## Provided entries
□ □ □

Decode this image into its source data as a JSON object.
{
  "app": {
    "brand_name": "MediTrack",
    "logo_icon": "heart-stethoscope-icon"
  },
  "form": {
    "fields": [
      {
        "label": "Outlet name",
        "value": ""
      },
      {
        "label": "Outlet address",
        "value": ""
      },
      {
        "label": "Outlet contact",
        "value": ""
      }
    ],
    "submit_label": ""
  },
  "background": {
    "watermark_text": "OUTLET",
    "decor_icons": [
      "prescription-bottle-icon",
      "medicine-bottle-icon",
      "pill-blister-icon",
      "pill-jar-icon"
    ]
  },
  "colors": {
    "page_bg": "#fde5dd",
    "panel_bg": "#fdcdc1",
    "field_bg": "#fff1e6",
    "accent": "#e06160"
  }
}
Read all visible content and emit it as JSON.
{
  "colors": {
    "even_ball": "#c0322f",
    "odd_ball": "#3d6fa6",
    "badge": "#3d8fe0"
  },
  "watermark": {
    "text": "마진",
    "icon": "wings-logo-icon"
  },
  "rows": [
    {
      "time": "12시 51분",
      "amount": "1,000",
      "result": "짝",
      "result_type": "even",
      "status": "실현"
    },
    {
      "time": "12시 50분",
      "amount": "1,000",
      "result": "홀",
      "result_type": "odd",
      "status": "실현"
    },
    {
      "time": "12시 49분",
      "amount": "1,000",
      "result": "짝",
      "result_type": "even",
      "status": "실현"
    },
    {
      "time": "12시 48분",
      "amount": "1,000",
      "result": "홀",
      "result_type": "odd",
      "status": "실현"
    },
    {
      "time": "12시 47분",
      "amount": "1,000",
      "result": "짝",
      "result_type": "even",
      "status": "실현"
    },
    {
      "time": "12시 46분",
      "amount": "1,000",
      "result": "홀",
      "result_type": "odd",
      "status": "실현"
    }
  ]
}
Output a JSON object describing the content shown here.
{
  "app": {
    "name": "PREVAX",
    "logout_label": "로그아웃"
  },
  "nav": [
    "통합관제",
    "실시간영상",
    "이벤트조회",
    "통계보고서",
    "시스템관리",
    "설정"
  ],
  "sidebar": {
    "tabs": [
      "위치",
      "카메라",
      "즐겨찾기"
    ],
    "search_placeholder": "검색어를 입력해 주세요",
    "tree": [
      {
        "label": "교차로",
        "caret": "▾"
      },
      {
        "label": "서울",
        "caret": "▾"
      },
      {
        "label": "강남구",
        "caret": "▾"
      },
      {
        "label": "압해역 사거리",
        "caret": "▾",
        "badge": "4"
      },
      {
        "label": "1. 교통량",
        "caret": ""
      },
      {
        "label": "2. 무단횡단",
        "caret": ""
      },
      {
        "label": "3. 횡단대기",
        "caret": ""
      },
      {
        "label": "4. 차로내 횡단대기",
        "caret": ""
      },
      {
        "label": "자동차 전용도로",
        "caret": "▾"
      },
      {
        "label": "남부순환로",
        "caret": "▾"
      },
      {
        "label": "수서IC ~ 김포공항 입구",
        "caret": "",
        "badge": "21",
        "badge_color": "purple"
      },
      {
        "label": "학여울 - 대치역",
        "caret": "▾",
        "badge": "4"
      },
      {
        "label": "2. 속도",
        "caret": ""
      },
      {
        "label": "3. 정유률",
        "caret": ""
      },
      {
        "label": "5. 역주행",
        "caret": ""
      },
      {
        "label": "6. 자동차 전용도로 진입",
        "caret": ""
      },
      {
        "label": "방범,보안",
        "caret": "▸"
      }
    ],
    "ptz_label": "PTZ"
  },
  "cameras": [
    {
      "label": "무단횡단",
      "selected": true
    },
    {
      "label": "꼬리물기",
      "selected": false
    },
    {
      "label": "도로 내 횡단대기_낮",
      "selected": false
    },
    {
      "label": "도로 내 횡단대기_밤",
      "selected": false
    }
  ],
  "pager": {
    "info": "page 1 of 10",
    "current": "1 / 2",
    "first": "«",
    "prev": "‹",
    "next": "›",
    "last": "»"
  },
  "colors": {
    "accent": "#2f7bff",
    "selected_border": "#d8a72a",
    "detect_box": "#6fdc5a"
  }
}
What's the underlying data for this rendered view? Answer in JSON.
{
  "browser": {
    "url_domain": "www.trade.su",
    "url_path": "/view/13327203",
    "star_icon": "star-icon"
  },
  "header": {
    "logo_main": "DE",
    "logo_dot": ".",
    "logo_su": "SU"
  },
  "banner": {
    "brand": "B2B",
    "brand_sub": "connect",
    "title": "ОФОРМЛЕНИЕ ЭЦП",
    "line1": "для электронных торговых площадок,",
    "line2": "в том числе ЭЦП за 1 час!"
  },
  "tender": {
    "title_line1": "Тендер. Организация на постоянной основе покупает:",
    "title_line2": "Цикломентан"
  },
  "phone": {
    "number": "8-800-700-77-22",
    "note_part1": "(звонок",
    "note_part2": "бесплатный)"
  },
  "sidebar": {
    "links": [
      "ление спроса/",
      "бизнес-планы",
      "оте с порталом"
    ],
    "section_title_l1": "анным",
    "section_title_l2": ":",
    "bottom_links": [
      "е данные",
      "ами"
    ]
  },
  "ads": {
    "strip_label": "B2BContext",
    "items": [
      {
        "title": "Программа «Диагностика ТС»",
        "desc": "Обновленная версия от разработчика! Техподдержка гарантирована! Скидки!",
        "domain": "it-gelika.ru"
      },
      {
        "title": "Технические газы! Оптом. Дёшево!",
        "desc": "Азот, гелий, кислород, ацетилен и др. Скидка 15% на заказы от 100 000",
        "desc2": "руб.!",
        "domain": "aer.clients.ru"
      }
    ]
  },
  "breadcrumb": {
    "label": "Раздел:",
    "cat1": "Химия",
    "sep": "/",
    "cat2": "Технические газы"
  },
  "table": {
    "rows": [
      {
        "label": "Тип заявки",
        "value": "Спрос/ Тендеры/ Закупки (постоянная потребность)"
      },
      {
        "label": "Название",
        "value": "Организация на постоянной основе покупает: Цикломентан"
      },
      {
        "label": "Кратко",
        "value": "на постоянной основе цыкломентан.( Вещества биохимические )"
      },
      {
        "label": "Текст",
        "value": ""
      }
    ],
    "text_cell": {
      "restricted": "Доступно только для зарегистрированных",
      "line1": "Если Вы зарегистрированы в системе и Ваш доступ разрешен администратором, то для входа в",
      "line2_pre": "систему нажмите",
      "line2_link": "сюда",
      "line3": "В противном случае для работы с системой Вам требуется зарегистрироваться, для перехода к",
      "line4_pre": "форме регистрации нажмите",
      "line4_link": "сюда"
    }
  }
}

□ □ □

## Problem description
Your task is to give the records above again, exactly.

## Response
Decode this image into its source data as a JSON object.
{
  "app": {
    "brand_name": "MediTrack",
    "logo_icon": "heart-stethoscope-icon"
  },
  "form": {
    "fields": [
      {
        "label": "Outlet name",
        "value": ""
      },
      {
        "label": "Outlet address",
        "value": ""
      },
      {
        "label": "Outlet contact",
        "value": ""
      }
    ],
    "submit_label": ""
  },
  "background": {
    "watermark_text": "OUTLET",
    "decor_icons": [
      "prescription-bottle-icon",
      "medicine-bottle-icon",
      "pill-blister-icon",
      "pill-jar-icon"
    ]
  },
  "colors": {
    "page_bg": "#fde5dd",
    "panel_bg": "#fdcdc1",
    "field_bg": "#fff1e6",
    "accent": "#e06160"
  }
}
Read all visible content and emit it as JSON.
{
  "colors": {
    "even_ball": "#c0322f",
    "odd_ball": "#3d6fa6",
    "badge": "#3d8fe0"
  },
  "watermark": {
    "text": "마진",
    "icon": "wings-logo-icon"
  },
  "rows": [
    {
      "time": "12시 51분",
      "amount": "1,000",
      "result": "짝",
      "result_type": "even",
      "status": "실현"
    },
    {
      "time": "12시 50분",
      "amount": "1,000",
      "result": "홀",
      "result_type": "odd",
      "status": "실현"
    },
    {
      "time": "12시 49분",
      "amount": "1,000",
      "result": "짝",
      "result_type": "even",
      "status": "실현"
    },
    {
      "time": "12시 48분",
      "amount": "1,000",
      "result": "홀",
      "result_type": "odd",
      "status": "실현"
    },
    {
      "time": "12시 47분",
      "amount": "1,000",
      "result": "짝",
      "result_type": "even",
      "status": "실현"
    },
    {
      "time": "12시 46분",
      "amount": "1,000",
      "result": "홀",
      "result_type": "odd",
      "status": "실현"
    }
  ]
}
Output a JSON object describing the content shown here.
{
  "app": {
    "name": "PREVAX",
    "logout_label": "로그아웃"
  },
  "nav": [
    "통합관제",
    "실시간영상",
    "이벤트조회",
    "통계보고서",
    "시스템관리",
    "설정"
  ],
  "sidebar": {
    "tabs": [
      "위치",
      "카메라",
      "즐겨찾기"
    ],
    "search_placeholder": "검색어를 입력해 주세요",
    "tree": [
      {
        "label": "교차로",
        "caret": "▾"
      },
      {
        "label": "서울",
        "caret": "▾"
      },
      {
        "label": "강남구",
        "caret": "▾"
      },
      {
        "label": "압해역 사거리",
        "caret": "▾",
        "badge": "4"
      },
      {
        "label": "1. 교통량",
        "caret": ""
      },
      {
        "label": "2. 무단횡단",
        "caret": ""
      },
      {
        "label": "3. 횡단대기",
        "caret": ""
      },
      {
        "label": "4. 차로내 횡단대기",
        "caret": ""
      },
      {
        "label": "자동차 전용도로",
        "caret": "▾"
      },
      {
        "label": "남부순환로",
        "caret": "▾"
      },
      {
        "label": "수서IC ~ 김포공항 입구",
        "caret": "",
        "badge": "21",
        "badge_color": "purple"
      },
      {
        "label": "학여울 - 대치역",
        "caret": "▾",
        "badge": "4"
      },
      {
        "label": "2. 속도",
        "caret": ""
      },
      {
        "label": "3. 정유률",
        "caret": ""
      },
      {
        "label": "5. 역주행",
        "caret": ""
      },
      {
        "label": "6. 자동차 전용도로 진입",
        "caret": ""
      },
      {
        "label": "방범,보안",
        "caret": "▸"
      }
    ],
    "ptz_label": "PTZ"
  },
  "cameras": [
    {
      "label": "무단횡단",
      "selected": true
    },
    {
      "label": "꼬리물기",
      "selected": false
    },
    {
      "label": "도로 내 횡단대기_낮",
      "selected": false
    },
    {
      "label": "도로 내 횡단대기_밤",
      "selected": false
    }
  ],
  "pager": {
    "info": "page 1 of 10",
    "current": "1 / 2",
    "first": "«",
    "prev": "‹",
    "next": "›",
    "last": "»"
  },
  "colors": {
    "accent": "#2f7bff",
    "selected_border": "#d8a72a",
    "detect_box": "#6fdc5a"
  }
}
What's the underlying data for this rendered view? Answer in JSON.
{
  "browser": {
    "url_domain": "www.trade.su",
    "url_path": "/view/13327203",
    "star_icon": "star-icon"
  },
  "header": {
    "logo_main": "DE",
    "logo_dot": ".",
    "logo_su": "SU"
  },
  "banner": {
    "brand": "B2B",
    "brand_sub": "connect",
    "title": "ОФОРМЛЕНИЕ ЭЦП",
    "line1": "для электронных торговых площадок,",
    "line2": "в том числе ЭЦП за 1 час!"
  },
  "tender": {
    "title_line1": "Тендер. Организация на постоянной основе покупает:",
    "title_line2": "Цикломентан"
  },
  "phone": {
    "number": "8-800-700-77-22",
    "note_part1": "(звонок",
    "note_part2": "бесплатный)"
  },
  "sidebar": {
    "links": [
      "ление спроса/",
      "бизнес-планы",
      "оте с порталом"
    ],
    "section_title_l1": "анным",
    "section_title_l2": ":",
    "bottom_links": [
      "е данные",
      "ами"
    ]
  },
  "ads": {
    "strip_label": "B2BContext",
    "items": [
      {
        "title": "Программа «Диагностика ТС»",
        "desc": "Обновленная версия от разработчика! Техподдержка гарантирована! Скидки!",
        "domain": "it-gelika.ru"
      },
      {
        "title": "Технические газы! Оптом. Дёшево!",
        "desc": "Азот, гелий, кислород, ацетилен и др. Скидка 15% на заказы от 100 000",
        "desc2": "руб.!",
        "domain": "aer.clients.ru"
      }
    ]
  },
  "breadcrumb": {
    "label": "Раздел:",
    "cat1": "Химия",
    "sep": "/",
    "cat2": "Технические газы"
  },
  "table": {
    "rows": [
      {
        "label": "Тип заявки",
        "value": "Спрос/ Тендеры/ Закупки (постоянная потребность)"
      },
      {
        "label": "Название",
        "value": "Организация на постоянной основе покупает: Цикломентан"
      },
      {
        "label": "Кратко",
        "value": "на постоянной основе цыкломентан.( Вещества биохимические )"
      },
      {
        "label": "Текст",
        "value": ""
      }
    ],
    "text_cell": {
      "restricted": "Доступно только для зарегистрированных",
      "line1": "Если Вы зарегистрированы в системе и Ваш доступ разрешен администратором, то для входа в",
      "line2_pre": "систему нажмите",
      "line2_link": "сюда",
      "line3": "В противном случае для работы с системой Вам требуется зарегистрироваться, для перехода к",
      "line4_pre": "форме регистрации нажмите",
      "line4_link": "сюда"
    }
  }
}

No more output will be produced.